Extracts from a graphics dataset:
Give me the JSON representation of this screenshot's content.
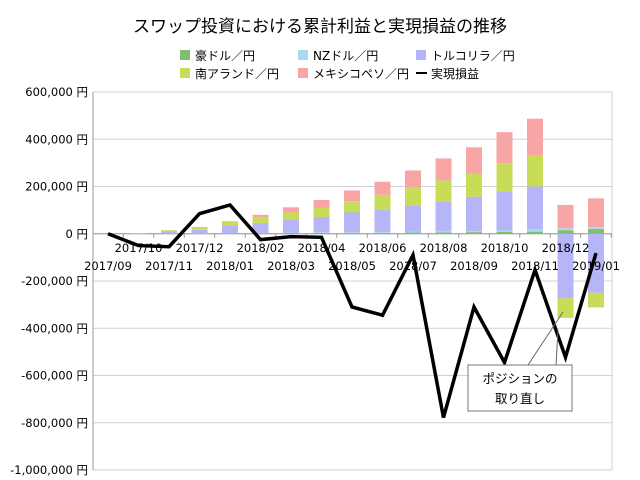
{
  "chart_data": {
    "type": "bar",
    "title": "スワップ投資における累計利益と実現損益の推移",
    "categories": [
      "2017/09",
      "2017/10",
      "2017/11",
      "2017/12",
      "2018/01",
      "2018/02",
      "2018/03",
      "2018/04",
      "2018/05",
      "2018/06",
      "2018/07",
      "2018/08",
      "2018/09",
      "2018/10",
      "2018/11",
      "2018/12",
      "2019/01"
    ],
    "stacked": true,
    "series": [
      {
        "name": "豪ドル／円",
        "type": "bar",
        "color": "#80c06c",
        "values": [
          0,
          0,
          0,
          0,
          1000,
          1000,
          3000,
          4000,
          4000,
          4000,
          5000,
          6000,
          7000,
          8000,
          9000,
          15000,
          20000
        ]
      },
      {
        "name": "NZドル／円",
        "type": "bar",
        "color": "#a6d9f2",
        "values": [
          0,
          0,
          0,
          0,
          0,
          0,
          2000,
          2000,
          2000,
          3000,
          3000,
          4000,
          4000,
          6000,
          10000,
          8000,
          8000
        ]
      },
      {
        "name": "トルコリラ／円",
        "type": "bar",
        "color": "#b5b5f7",
        "values": [
          0,
          1000,
          10000,
          17000,
          32000,
          45000,
          55000,
          65000,
          84000,
          95000,
          112000,
          126000,
          146000,
          165000,
          181000,
          -273000,
          -250000
        ]
      },
      {
        "name": "南アランド／円",
        "type": "bar",
        "color": "#c8dc58",
        "values": [
          0,
          2000,
          5000,
          10000,
          17000,
          22000,
          30000,
          40000,
          48000,
          63000,
          75000,
          90000,
          98000,
          119000,
          130000,
          -83000,
          -62000
        ]
      },
      {
        "name": "メキシコペソ／円",
        "type": "bar",
        "color": "#f7a5a5",
        "values": [
          0,
          0,
          0,
          2000,
          3000,
          12000,
          22000,
          32000,
          45000,
          55000,
          73000,
          93000,
          111000,
          132000,
          157000,
          99000,
          122000
        ]
      },
      {
        "name": "実現損益",
        "type": "line",
        "color": "#000000",
        "values": [
          0,
          -50000,
          -55000,
          85000,
          122000,
          -25000,
          -12000,
          -15000,
          -310000,
          -345000,
          -90000,
          -778000,
          -310000,
          -545000,
          -153000,
          -523000,
          -82000
        ]
      }
    ],
    "yticks": [
      "600,000 円",
      "400,000 円",
      "200,000 円",
      "0 円",
      "-200,000 円",
      "-400,000 円",
      "-600,000 円",
      "-800,000 円",
      "-1,000,000 円"
    ],
    "ylim": [
      -1000000,
      600000
    ],
    "grid": true,
    "legend_position": "top",
    "annotation": {
      "lines": [
        "ポジションの",
        "取り直し"
      ],
      "target": "2018/12"
    }
  }
}
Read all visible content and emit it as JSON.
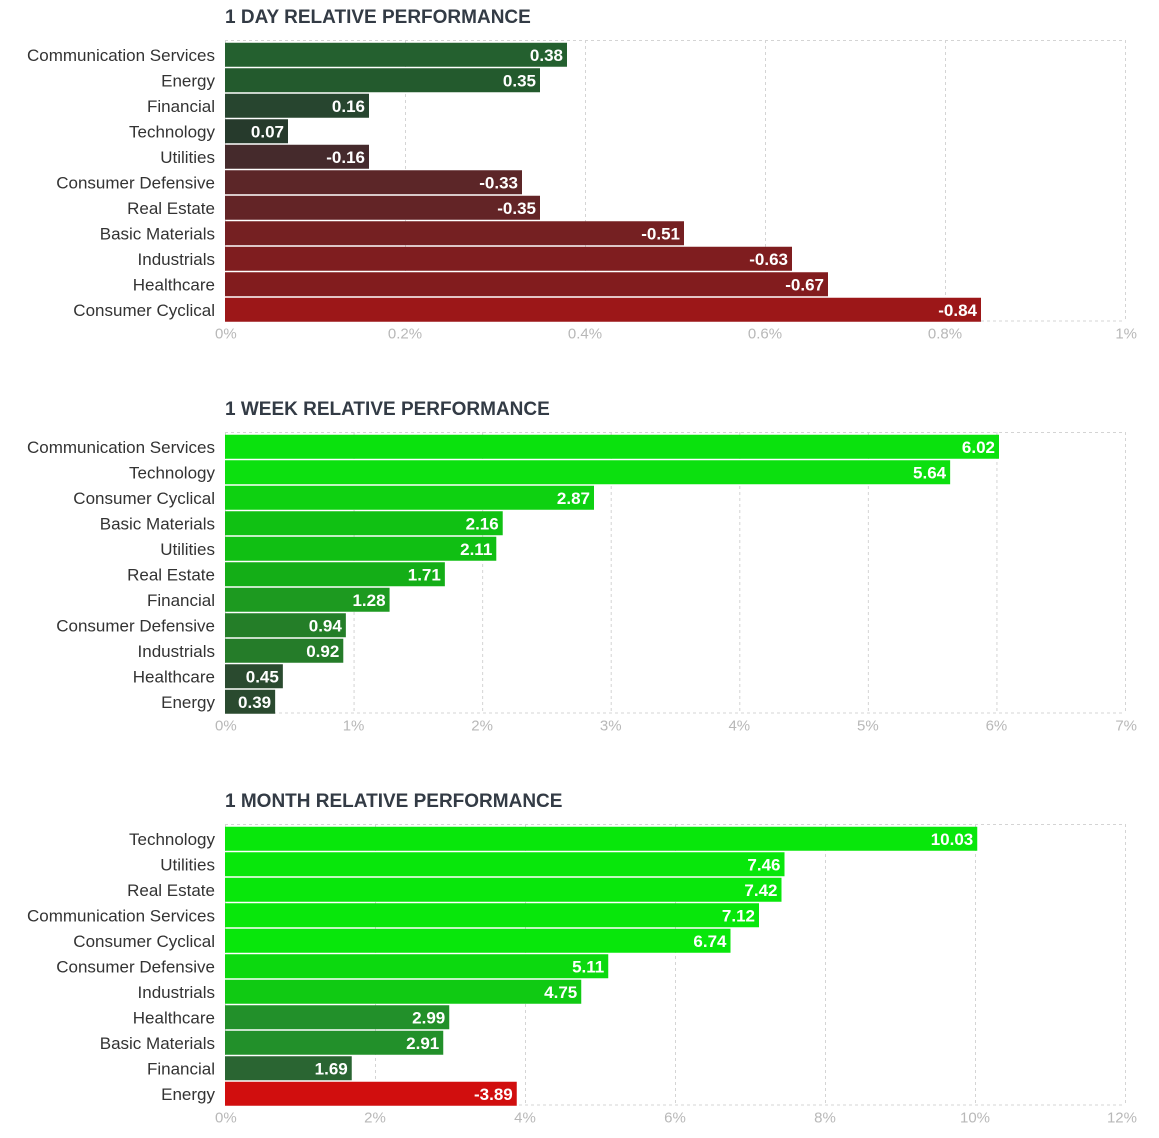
{
  "chart_data": [
    {
      "type": "bar",
      "orientation": "horizontal",
      "title": "1 DAY RELATIVE PERFORMANCE",
      "categories": [
        "Communication Services",
        "Energy",
        "Financial",
        "Technology",
        "Utilities",
        "Consumer Defensive",
        "Real Estate",
        "Basic Materials",
        "Industrials",
        "Healthcare",
        "Consumer Cyclical"
      ],
      "values": [
        0.38,
        0.35,
        0.16,
        0.07,
        -0.16,
        -0.33,
        -0.35,
        -0.51,
        -0.63,
        -0.67,
        -0.84
      ],
      "value_labels": [
        "0.38",
        "0.35",
        "0.16",
        "0.07",
        "-0.16",
        "-0.33",
        "-0.35",
        "-0.51",
        "-0.63",
        "-0.67",
        "-0.84"
      ],
      "bar_colors": [
        "#24602f",
        "#235a2d",
        "#27452f",
        "#263a2c",
        "#452a2c",
        "#5c2628",
        "#632426",
        "#752022",
        "#7f1d1f",
        "#821c1e",
        "#9c1718"
      ],
      "xlim": [
        0,
        1
      ],
      "tick_labels": [
        "0%",
        "0.2%",
        "0.4%",
        "0.6%",
        "0.8%",
        "1%"
      ],
      "xlabel": "",
      "ylabel": ""
    },
    {
      "type": "bar",
      "orientation": "horizontal",
      "title": "1 WEEK RELATIVE PERFORMANCE",
      "categories": [
        "Communication Services",
        "Technology",
        "Consumer Cyclical",
        "Basic Materials",
        "Utilities",
        "Real Estate",
        "Financial",
        "Consumer Defensive",
        "Industrials",
        "Healthcare",
        "Energy"
      ],
      "values": [
        6.02,
        5.64,
        2.87,
        2.16,
        2.11,
        1.71,
        1.28,
        0.94,
        0.92,
        0.45,
        0.39
      ],
      "value_labels": [
        "6.02",
        "5.64",
        "2.87",
        "2.16",
        "2.11",
        "1.71",
        "1.28",
        "0.94",
        "0.92",
        "0.45",
        "0.39"
      ],
      "bar_colors": [
        "#0ae20d",
        "#0ce00f",
        "#0ed111",
        "#10c113",
        "#10bf13",
        "#14ae17",
        "#1d9a20",
        "#247e28",
        "#257c29",
        "#2a4a2f",
        "#2a4a2f"
      ],
      "xlim": [
        0,
        7
      ],
      "tick_labels": [
        "0%",
        "1%",
        "2%",
        "3%",
        "4%",
        "5%",
        "6%",
        "7%"
      ],
      "xlabel": "",
      "ylabel": ""
    },
    {
      "type": "bar",
      "orientation": "horizontal",
      "title": "1 MONTH RELATIVE PERFORMANCE",
      "categories": [
        "Technology",
        "Utilities",
        "Real Estate",
        "Communication Services",
        "Consumer Cyclical",
        "Consumer Defensive",
        "Industrials",
        "Healthcare",
        "Basic Materials",
        "Financial",
        "Energy"
      ],
      "values": [
        10.03,
        7.46,
        7.42,
        7.12,
        6.74,
        5.11,
        4.75,
        2.99,
        2.91,
        1.69,
        -3.89
      ],
      "value_labels": [
        "10.03",
        "7.46",
        "7.42",
        "7.12",
        "6.74",
        "5.11",
        "4.75",
        "2.99",
        "2.91",
        "1.69",
        "-3.89"
      ],
      "bar_colors": [
        "#08e70b",
        "#08e70b",
        "#08e70b",
        "#08e70b",
        "#08e70b",
        "#0cd90f",
        "#10ca13",
        "#22902a",
        "#22902a",
        "#2a6532",
        "#d10e0e"
      ],
      "xlim": [
        0,
        12
      ],
      "tick_labels": [
        "0%",
        "2%",
        "4%",
        "6%",
        "8%",
        "10%",
        "12%"
      ],
      "xlabel": "",
      "ylabel": ""
    }
  ]
}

PROBLEM DESCRIPTION: Identify which lines contain the word "JSON" and copy each one.

SOLUTION FOR THIS TASK:
Give me the JSON representation of this screenshot's content.
Read all visible content and emit it as JSON.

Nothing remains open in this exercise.